[Data tied to figure images]

★ ★ ★ ★ ★ ★ ★

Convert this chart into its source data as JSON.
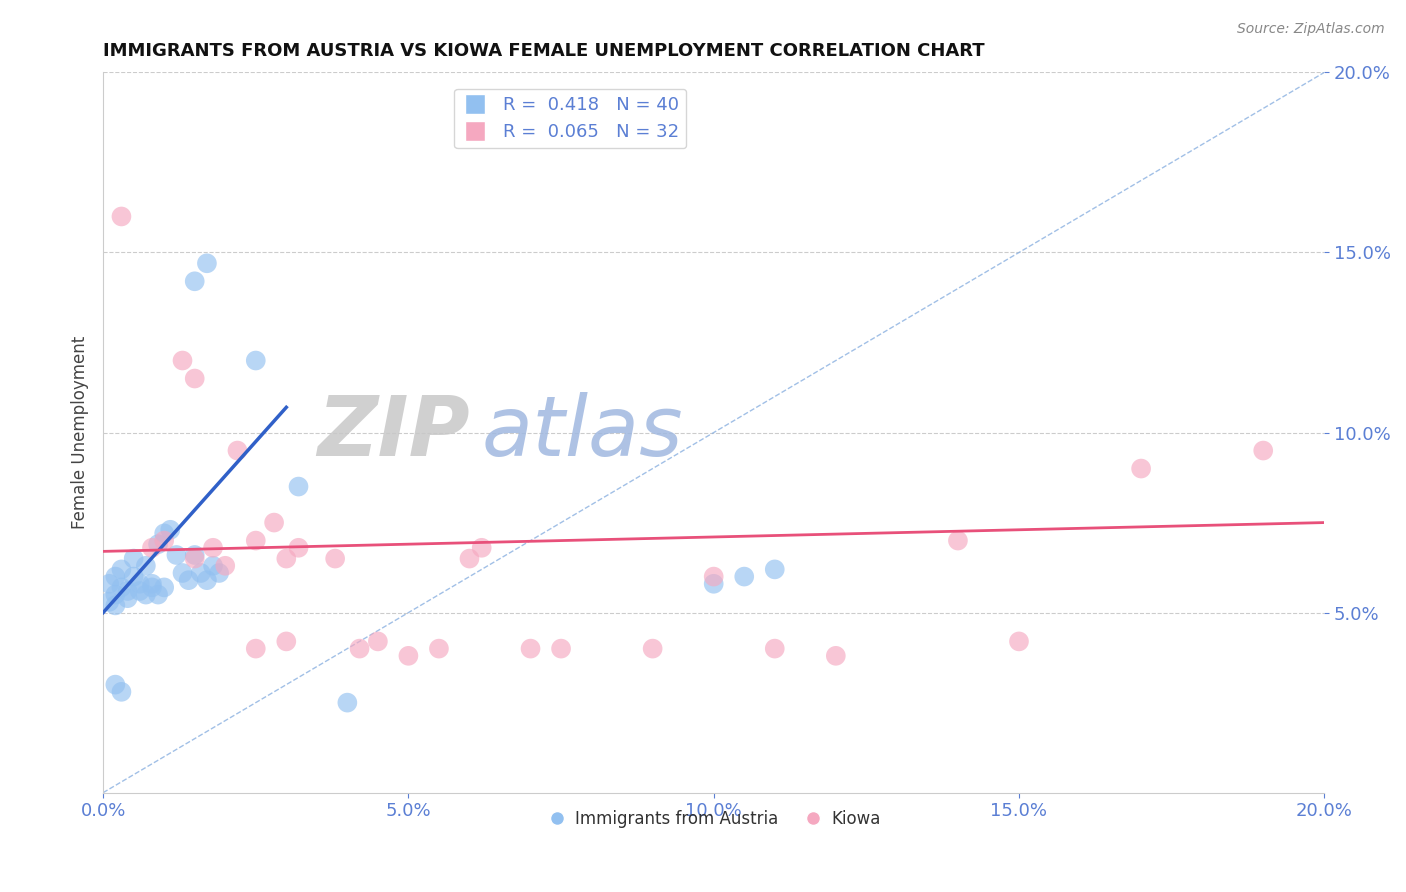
{
  "title": "IMMIGRANTS FROM AUSTRIA VS KIOWA FEMALE UNEMPLOYMENT CORRELATION CHART",
  "source_text": "Source: ZipAtlas.com",
  "ylabel": "Female Unemployment",
  "xlim": [
    0,
    0.2
  ],
  "ylim": [
    0,
    0.2
  ],
  "xticks": [
    0.0,
    0.05,
    0.1,
    0.15,
    0.2
  ],
  "yticks_right": [
    0.05,
    0.1,
    0.15,
    0.2
  ],
  "austria_color": "#92c0f0",
  "kiowa_color": "#f5a8c0",
  "austria_line_color": "#3060c8",
  "kiowa_line_color": "#e8507a",
  "diag_line_color": "#8ab0e0",
  "legend_border_color": "#cccccc",
  "austria_R": "0.418",
  "austria_N": "40",
  "kiowa_R": "0.065",
  "kiowa_N": "32",
  "legend_label_austria": "Immigrants from Austria",
  "legend_label_kiowa": "Kiowa",
  "axis_tick_color": "#5b7fd4",
  "watermark_zip": "ZIP",
  "watermark_atlas": "atlas",
  "watermark_zip_color": "#c8c8c8",
  "watermark_atlas_color": "#a0b8e0",
  "austria_scatter": [
    [
      0.001,
      0.058
    ],
    [
      0.002,
      0.06
    ],
    [
      0.003,
      0.062
    ],
    [
      0.004,
      0.056
    ],
    [
      0.005,
      0.065
    ],
    [
      0.005,
      0.06
    ],
    [
      0.006,
      0.058
    ],
    [
      0.007,
      0.063
    ],
    [
      0.008,
      0.057
    ],
    [
      0.009,
      0.069
    ],
    [
      0.01,
      0.072
    ],
    [
      0.011,
      0.073
    ],
    [
      0.012,
      0.066
    ],
    [
      0.013,
      0.061
    ],
    [
      0.014,
      0.059
    ],
    [
      0.015,
      0.066
    ],
    [
      0.016,
      0.061
    ],
    [
      0.017,
      0.059
    ],
    [
      0.018,
      0.063
    ],
    [
      0.019,
      0.061
    ],
    [
      0.002,
      0.055
    ],
    [
      0.003,
      0.057
    ],
    [
      0.004,
      0.054
    ],
    [
      0.006,
      0.056
    ],
    [
      0.007,
      0.055
    ],
    [
      0.008,
      0.058
    ],
    [
      0.009,
      0.055
    ],
    [
      0.01,
      0.057
    ],
    [
      0.001,
      0.053
    ],
    [
      0.002,
      0.052
    ],
    [
      0.015,
      0.142
    ],
    [
      0.017,
      0.147
    ],
    [
      0.025,
      0.12
    ],
    [
      0.032,
      0.085
    ],
    [
      0.04,
      0.025
    ],
    [
      0.002,
      0.03
    ],
    [
      0.003,
      0.028
    ],
    [
      0.1,
      0.058
    ],
    [
      0.105,
      0.06
    ],
    [
      0.11,
      0.062
    ]
  ],
  "kiowa_scatter": [
    [
      0.003,
      0.16
    ],
    [
      0.013,
      0.12
    ],
    [
      0.015,
      0.115
    ],
    [
      0.022,
      0.095
    ],
    [
      0.018,
      0.068
    ],
    [
      0.025,
      0.07
    ],
    [
      0.028,
      0.075
    ],
    [
      0.03,
      0.065
    ],
    [
      0.032,
      0.068
    ],
    [
      0.038,
      0.065
    ],
    [
      0.042,
      0.04
    ],
    [
      0.045,
      0.042
    ],
    [
      0.05,
      0.038
    ],
    [
      0.055,
      0.04
    ],
    [
      0.06,
      0.065
    ],
    [
      0.062,
      0.068
    ],
    [
      0.07,
      0.04
    ],
    [
      0.075,
      0.04
    ],
    [
      0.09,
      0.04
    ],
    [
      0.1,
      0.06
    ],
    [
      0.11,
      0.04
    ],
    [
      0.12,
      0.038
    ],
    [
      0.14,
      0.07
    ],
    [
      0.15,
      0.042
    ],
    [
      0.17,
      0.09
    ],
    [
      0.19,
      0.095
    ],
    [
      0.008,
      0.068
    ],
    [
      0.01,
      0.07
    ],
    [
      0.015,
      0.065
    ],
    [
      0.02,
      0.063
    ],
    [
      0.025,
      0.04
    ],
    [
      0.03,
      0.042
    ]
  ],
  "background_color": "#ffffff",
  "grid_color": "#cccccc"
}
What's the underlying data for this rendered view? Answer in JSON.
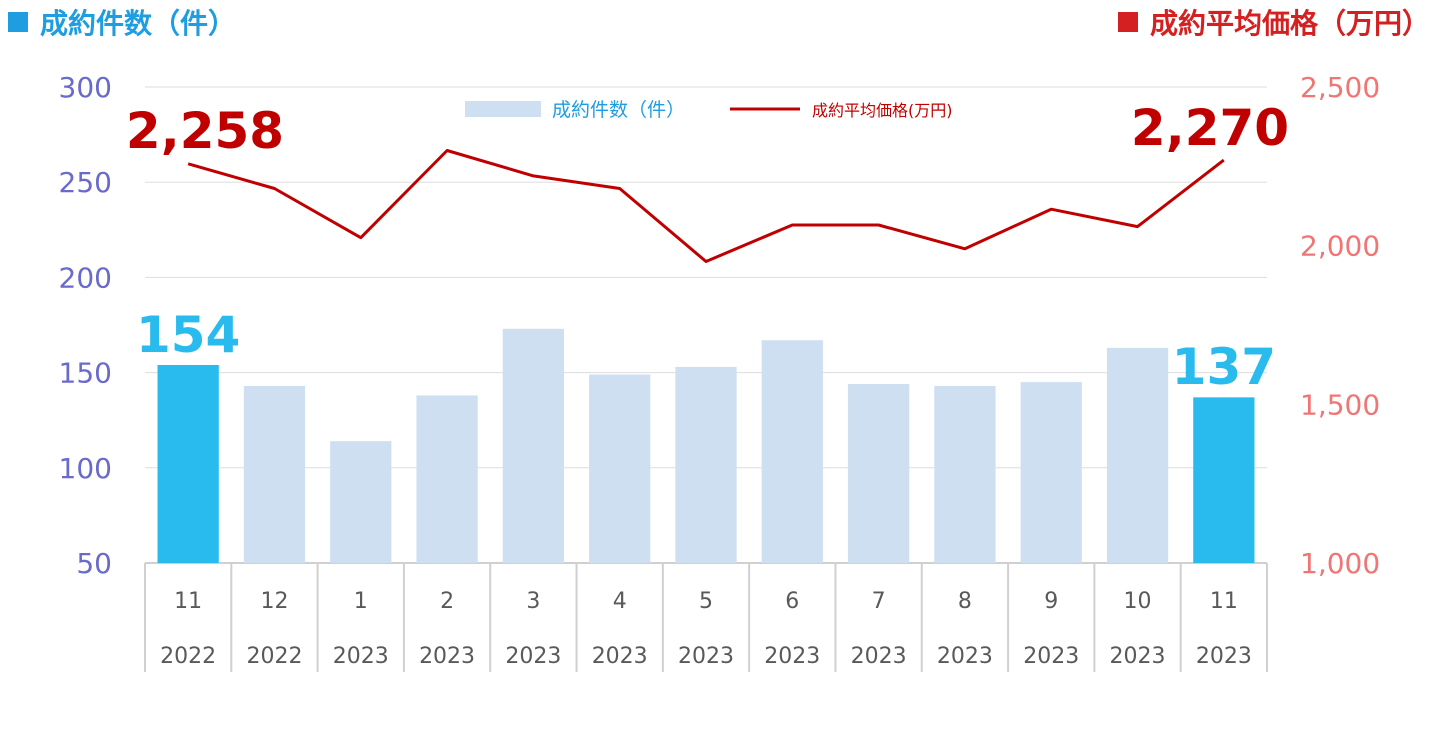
{
  "titles": {
    "left": "成約件数（件）",
    "right": "成約平均価格（万円）"
  },
  "colors": {
    "bar_light": "#cfdff2",
    "bar_highlight": "#29bbee",
    "line": "#c00000",
    "left_axis": "#6a6acc",
    "right_axis": "#f07575",
    "left_title": "#1e9de0",
    "right_title": "#d42020",
    "grid": "#dddddd"
  },
  "chart_data": {
    "type": "bar",
    "categories": [
      "11",
      "12",
      "1",
      "2",
      "3",
      "4",
      "5",
      "6",
      "7",
      "8",
      "9",
      "10",
      "11"
    ],
    "category_years": [
      "2022",
      "2022",
      "2023",
      "2023",
      "2023",
      "2023",
      "2023",
      "2023",
      "2023",
      "2023",
      "2023",
      "2023",
      "2023"
    ],
    "y_left": {
      "ticks": [
        "300",
        "250",
        "200",
        "150",
        "100",
        "50"
      ],
      "range": [
        50,
        300
      ]
    },
    "y_right": {
      "ticks": [
        "2,500",
        "2,000",
        "1,500",
        "1,000"
      ],
      "range": [
        1000,
        2500
      ]
    },
    "legend": {
      "bar": "成約件数（件）",
      "line": "成約平均価格(万円)"
    },
    "series": [
      {
        "name": "成約件数（件）",
        "type": "bar",
        "axis": "left",
        "values": [
          154,
          143,
          114,
          138,
          173,
          149,
          153,
          167,
          144,
          143,
          145,
          163,
          137
        ],
        "highlight": [
          0,
          12
        ]
      },
      {
        "name": "成約平均価格(万円)",
        "type": "line",
        "axis": "right",
        "values": [
          2258,
          2180,
          2025,
          2300,
          2220,
          2180,
          1950,
          2065,
          2065,
          1990,
          2115,
          2060,
          2270
        ]
      }
    ],
    "callouts": {
      "first_price": "2,258",
      "last_price": "2,270",
      "first_count": "154",
      "last_count": "137"
    },
    "grid": true,
    "legend_position": "top-center"
  }
}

★ ★ ★ ★ ★ ★ ★

* _Instruction_
Pictures are excluded; copy all other data exactly as shown.

* _Exercise result_
Convert this chart into its source data as JSON.
{
  "title": "IMMIGRANTS FROM AUSTRIA VS KIOWA FEMALE UNEMPLOYMENT CORRELATION CHART",
  "source_text": "Source: ZipAtlas.com",
  "ylabel": "Female Unemployment",
  "xlim": [
    0,
    0.2
  ],
  "ylim": [
    0,
    0.2
  ],
  "xticks": [
    0.0,
    0.05,
    0.1,
    0.15,
    0.2
  ],
  "yticks_right": [
    0.05,
    0.1,
    0.15,
    0.2
  ],
  "austria_color": "#92c0f0",
  "kiowa_color": "#f5a8c0",
  "austria_line_color": "#3060c8",
  "kiowa_line_color": "#e8507a",
  "diag_line_color": "#8ab0e0",
  "legend_border_color": "#cccccc",
  "austria_R": "0.418",
  "austria_N": "40",
  "kiowa_R": "0.065",
  "kiowa_N": "32",
  "legend_label_austria": "Immigrants from Austria",
  "legend_label_kiowa": "Kiowa",
  "axis_tick_color": "#5b7fd4",
  "watermark_zip": "ZIP",
  "watermark_atlas": "atlas",
  "watermark_zip_color": "#c8c8c8",
  "watermark_atlas_color": "#a0b8e0",
  "austria_scatter": [
    [
      0.001,
      0.058
    ],
    [
      0.002,
      0.06
    ],
    [
      0.003,
      0.062
    ],
    [
      0.004,
      0.056
    ],
    [
      0.005,
      0.065
    ],
    [
      0.005,
      0.06
    ],
    [
      0.006,
      0.058
    ],
    [
      0.007,
      0.063
    ],
    [
      0.008,
      0.057
    ],
    [
      0.009,
      0.069
    ],
    [
      0.01,
      0.072
    ],
    [
      0.011,
      0.073
    ],
    [
      0.012,
      0.066
    ],
    [
      0.013,
      0.061
    ],
    [
      0.014,
      0.059
    ],
    [
      0.015,
      0.066
    ],
    [
      0.016,
      0.061
    ],
    [
      0.017,
      0.059
    ],
    [
      0.018,
      0.063
    ],
    [
      0.019,
      0.061
    ],
    [
      0.002,
      0.055
    ],
    [
      0.003,
      0.057
    ],
    [
      0.004,
      0.054
    ],
    [
      0.006,
      0.056
    ],
    [
      0.007,
      0.055
    ],
    [
      0.008,
      0.058
    ],
    [
      0.009,
      0.055
    ],
    [
      0.01,
      0.057
    ],
    [
      0.001,
      0.053
    ],
    [
      0.002,
      0.052
    ],
    [
      0.015,
      0.142
    ],
    [
      0.017,
      0.147
    ],
    [
      0.025,
      0.12
    ],
    [
      0.032,
      0.085
    ],
    [
      0.04,
      0.025
    ],
    [
      0.002,
      0.03
    ],
    [
      0.003,
      0.028
    ],
    [
      0.1,
      0.058
    ],
    [
      0.105,
      0.06
    ],
    [
      0.11,
      0.062
    ]
  ],
  "kiowa_scatter": [
    [
      0.003,
      0.16
    ],
    [
      0.013,
      0.12
    ],
    [
      0.015,
      0.115
    ],
    [
      0.022,
      0.095
    ],
    [
      0.018,
      0.068
    ],
    [
      0.025,
      0.07
    ],
    [
      0.028,
      0.075
    ],
    [
      0.03,
      0.065
    ],
    [
      0.032,
      0.068
    ],
    [
      0.038,
      0.065
    ],
    [
      0.042,
      0.04
    ],
    [
      0.045,
      0.042
    ],
    [
      0.05,
      0.038
    ],
    [
      0.055,
      0.04
    ],
    [
      0.06,
      0.065
    ],
    [
      0.062,
      0.068
    ],
    [
      0.07,
      0.04
    ],
    [
      0.075,
      0.04
    ],
    [
      0.09,
      0.04
    ],
    [
      0.1,
      0.06
    ],
    [
      0.11,
      0.04
    ],
    [
      0.12,
      0.038
    ],
    [
      0.14,
      0.07
    ],
    [
      0.15,
      0.042
    ],
    [
      0.17,
      0.09
    ],
    [
      0.19,
      0.095
    ],
    [
      0.008,
      0.068
    ],
    [
      0.01,
      0.07
    ],
    [
      0.015,
      0.065
    ],
    [
      0.02,
      0.063
    ],
    [
      0.025,
      0.04
    ],
    [
      0.03,
      0.042
    ]
  ],
  "background_color": "#ffffff",
  "grid_color": "#cccccc"
}
What's the underlying data for this rendered view? Answer in JSON.
{
  "titles": {
    "left": "成約件数（件）",
    "right": "成約平均価格（万円）"
  },
  "colors": {
    "bar_light": "#cfdff2",
    "bar_highlight": "#29bbee",
    "line": "#c00000",
    "left_axis": "#6a6acc",
    "right_axis": "#f07575",
    "left_title": "#1e9de0",
    "right_title": "#d42020",
    "grid": "#dddddd"
  },
  "chart_data": {
    "type": "bar",
    "categories": [
      "11",
      "12",
      "1",
      "2",
      "3",
      "4",
      "5",
      "6",
      "7",
      "8",
      "9",
      "10",
      "11"
    ],
    "category_years": [
      "2022",
      "2022",
      "2023",
      "2023",
      "2023",
      "2023",
      "2023",
      "2023",
      "2023",
      "2023",
      "2023",
      "2023",
      "2023"
    ],
    "y_left": {
      "ticks": [
        "300",
        "250",
        "200",
        "150",
        "100",
        "50"
      ],
      "range": [
        50,
        300
      ]
    },
    "y_right": {
      "ticks": [
        "2,500",
        "2,000",
        "1,500",
        "1,000"
      ],
      "range": [
        1000,
        2500
      ]
    },
    "legend": {
      "bar": "成約件数（件）",
      "line": "成約平均価格(万円)"
    },
    "series": [
      {
        "name": "成約件数（件）",
        "type": "bar",
        "axis": "left",
        "values": [
          154,
          143,
          114,
          138,
          173,
          149,
          153,
          167,
          144,
          143,
          145,
          163,
          137
        ],
        "highlight": [
          0,
          12
        ]
      },
      {
        "name": "成約平均価格(万円)",
        "type": "line",
        "axis": "right",
        "values": [
          2258,
          2180,
          2025,
          2300,
          2220,
          2180,
          1950,
          2065,
          2065,
          1990,
          2115,
          2060,
          2270
        ]
      }
    ],
    "callouts": {
      "first_price": "2,258",
      "last_price": "2,270",
      "first_count": "154",
      "last_count": "137"
    },
    "grid": true,
    "legend_position": "top-center"
  }
}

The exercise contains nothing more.